> [Your objective] What lines of the data include the string "فذكره"? Copy them all.

> [Raw records]
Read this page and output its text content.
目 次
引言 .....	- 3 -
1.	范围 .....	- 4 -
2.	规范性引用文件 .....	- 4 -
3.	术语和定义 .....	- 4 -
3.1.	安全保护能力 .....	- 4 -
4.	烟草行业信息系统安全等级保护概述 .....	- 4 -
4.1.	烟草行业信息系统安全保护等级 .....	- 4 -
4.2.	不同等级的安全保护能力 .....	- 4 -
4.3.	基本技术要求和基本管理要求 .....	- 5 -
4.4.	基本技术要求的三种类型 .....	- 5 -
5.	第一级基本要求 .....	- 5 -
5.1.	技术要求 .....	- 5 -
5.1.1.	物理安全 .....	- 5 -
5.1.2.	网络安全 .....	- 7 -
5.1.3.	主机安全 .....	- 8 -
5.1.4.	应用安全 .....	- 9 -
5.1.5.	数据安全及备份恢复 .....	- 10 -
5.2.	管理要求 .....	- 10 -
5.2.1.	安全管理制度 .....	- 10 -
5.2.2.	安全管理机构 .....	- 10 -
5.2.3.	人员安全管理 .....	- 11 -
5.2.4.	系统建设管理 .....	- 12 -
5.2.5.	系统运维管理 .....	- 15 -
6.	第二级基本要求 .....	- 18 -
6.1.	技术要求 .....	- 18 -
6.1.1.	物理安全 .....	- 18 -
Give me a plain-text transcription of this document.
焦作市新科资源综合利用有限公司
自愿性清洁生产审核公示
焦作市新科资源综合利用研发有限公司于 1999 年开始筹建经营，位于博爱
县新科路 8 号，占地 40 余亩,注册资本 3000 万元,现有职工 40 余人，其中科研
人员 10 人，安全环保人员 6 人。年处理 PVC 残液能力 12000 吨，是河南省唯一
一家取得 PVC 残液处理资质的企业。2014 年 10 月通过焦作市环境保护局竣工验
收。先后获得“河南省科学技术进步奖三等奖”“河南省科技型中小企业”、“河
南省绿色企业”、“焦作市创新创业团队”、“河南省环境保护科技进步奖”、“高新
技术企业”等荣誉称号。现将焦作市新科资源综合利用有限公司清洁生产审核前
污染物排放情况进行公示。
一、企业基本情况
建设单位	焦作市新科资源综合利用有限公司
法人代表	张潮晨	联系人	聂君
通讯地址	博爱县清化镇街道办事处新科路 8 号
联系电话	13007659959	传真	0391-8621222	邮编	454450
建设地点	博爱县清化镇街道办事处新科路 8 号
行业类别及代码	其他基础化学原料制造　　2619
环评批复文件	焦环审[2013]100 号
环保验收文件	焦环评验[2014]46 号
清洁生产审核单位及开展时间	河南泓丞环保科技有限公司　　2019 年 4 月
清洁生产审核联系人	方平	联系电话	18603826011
...
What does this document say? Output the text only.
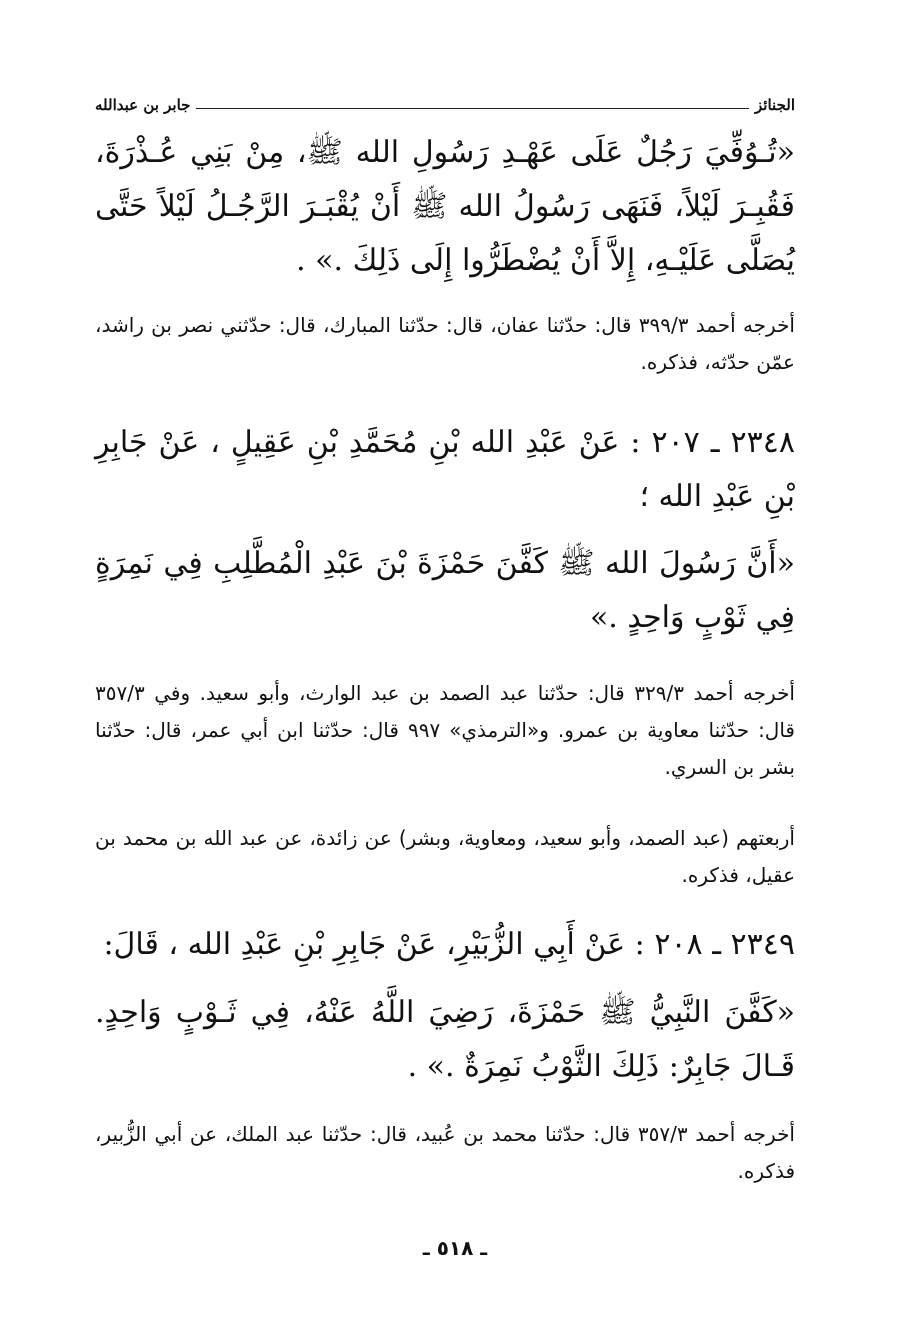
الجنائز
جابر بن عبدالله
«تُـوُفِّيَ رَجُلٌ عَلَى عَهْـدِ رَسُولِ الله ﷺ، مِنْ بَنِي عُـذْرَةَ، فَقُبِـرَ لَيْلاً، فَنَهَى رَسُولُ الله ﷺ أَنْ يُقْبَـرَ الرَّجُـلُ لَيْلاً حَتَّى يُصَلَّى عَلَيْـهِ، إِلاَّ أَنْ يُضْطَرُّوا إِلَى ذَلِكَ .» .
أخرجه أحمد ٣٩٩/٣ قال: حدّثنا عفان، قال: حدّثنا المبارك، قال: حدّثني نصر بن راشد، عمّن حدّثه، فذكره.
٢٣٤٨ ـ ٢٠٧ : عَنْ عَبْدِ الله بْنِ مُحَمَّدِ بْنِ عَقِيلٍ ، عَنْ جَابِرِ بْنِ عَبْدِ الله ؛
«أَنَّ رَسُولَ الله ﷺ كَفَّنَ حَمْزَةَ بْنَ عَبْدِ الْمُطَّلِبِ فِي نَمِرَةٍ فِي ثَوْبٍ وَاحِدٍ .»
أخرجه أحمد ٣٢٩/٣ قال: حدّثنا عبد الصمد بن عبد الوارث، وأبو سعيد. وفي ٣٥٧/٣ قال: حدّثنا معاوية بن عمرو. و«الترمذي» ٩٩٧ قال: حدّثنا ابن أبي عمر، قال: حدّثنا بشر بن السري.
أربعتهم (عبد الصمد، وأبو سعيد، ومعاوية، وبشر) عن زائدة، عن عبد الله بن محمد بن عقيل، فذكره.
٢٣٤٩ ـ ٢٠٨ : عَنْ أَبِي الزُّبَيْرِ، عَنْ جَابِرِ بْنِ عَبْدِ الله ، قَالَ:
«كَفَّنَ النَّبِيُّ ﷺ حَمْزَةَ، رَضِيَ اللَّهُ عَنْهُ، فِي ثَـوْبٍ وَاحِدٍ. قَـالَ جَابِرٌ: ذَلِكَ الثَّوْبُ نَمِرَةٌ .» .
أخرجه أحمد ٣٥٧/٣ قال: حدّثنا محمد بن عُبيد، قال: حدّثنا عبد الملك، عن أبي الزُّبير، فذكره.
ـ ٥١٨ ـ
--
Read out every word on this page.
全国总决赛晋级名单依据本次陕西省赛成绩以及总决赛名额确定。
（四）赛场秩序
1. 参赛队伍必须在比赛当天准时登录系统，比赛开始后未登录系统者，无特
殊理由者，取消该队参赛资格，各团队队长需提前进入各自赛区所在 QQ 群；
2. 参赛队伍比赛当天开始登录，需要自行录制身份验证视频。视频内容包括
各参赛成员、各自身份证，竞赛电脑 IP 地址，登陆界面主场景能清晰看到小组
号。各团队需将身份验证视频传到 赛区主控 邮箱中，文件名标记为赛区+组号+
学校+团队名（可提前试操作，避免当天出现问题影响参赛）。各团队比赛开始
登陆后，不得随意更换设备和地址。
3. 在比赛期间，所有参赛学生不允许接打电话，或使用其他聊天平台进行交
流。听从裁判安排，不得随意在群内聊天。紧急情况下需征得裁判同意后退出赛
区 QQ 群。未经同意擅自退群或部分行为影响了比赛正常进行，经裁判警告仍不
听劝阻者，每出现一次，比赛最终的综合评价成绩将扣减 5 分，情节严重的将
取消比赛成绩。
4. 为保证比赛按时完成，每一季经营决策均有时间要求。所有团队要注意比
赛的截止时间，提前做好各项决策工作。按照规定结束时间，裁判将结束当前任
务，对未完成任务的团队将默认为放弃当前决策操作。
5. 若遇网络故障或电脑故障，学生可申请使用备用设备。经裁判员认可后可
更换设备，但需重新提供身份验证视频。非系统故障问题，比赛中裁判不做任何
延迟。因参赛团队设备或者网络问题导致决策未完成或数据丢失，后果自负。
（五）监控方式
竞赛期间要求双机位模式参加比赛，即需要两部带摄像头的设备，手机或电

> [Full answer]
أخرجه أحمد ٣٩٩/٣ قال: حدّثنا عفان، قال: حدّثنا المبارك، قال: حدّثني نصر بن راشد، عمّن حدّثه، فذكره.
أربعتهم (عبد الصمد، وأبو سعيد، ومعاوية، وبشر) عن زائدة، عن عبد الله بن محمد بن عقيل، فذكره.
أخرجه أحمد ٣٥٧/٣ قال: حدّثنا محمد بن عُبيد، قال: حدّثنا عبد الملك، عن أبي الزُّبير، فذكره.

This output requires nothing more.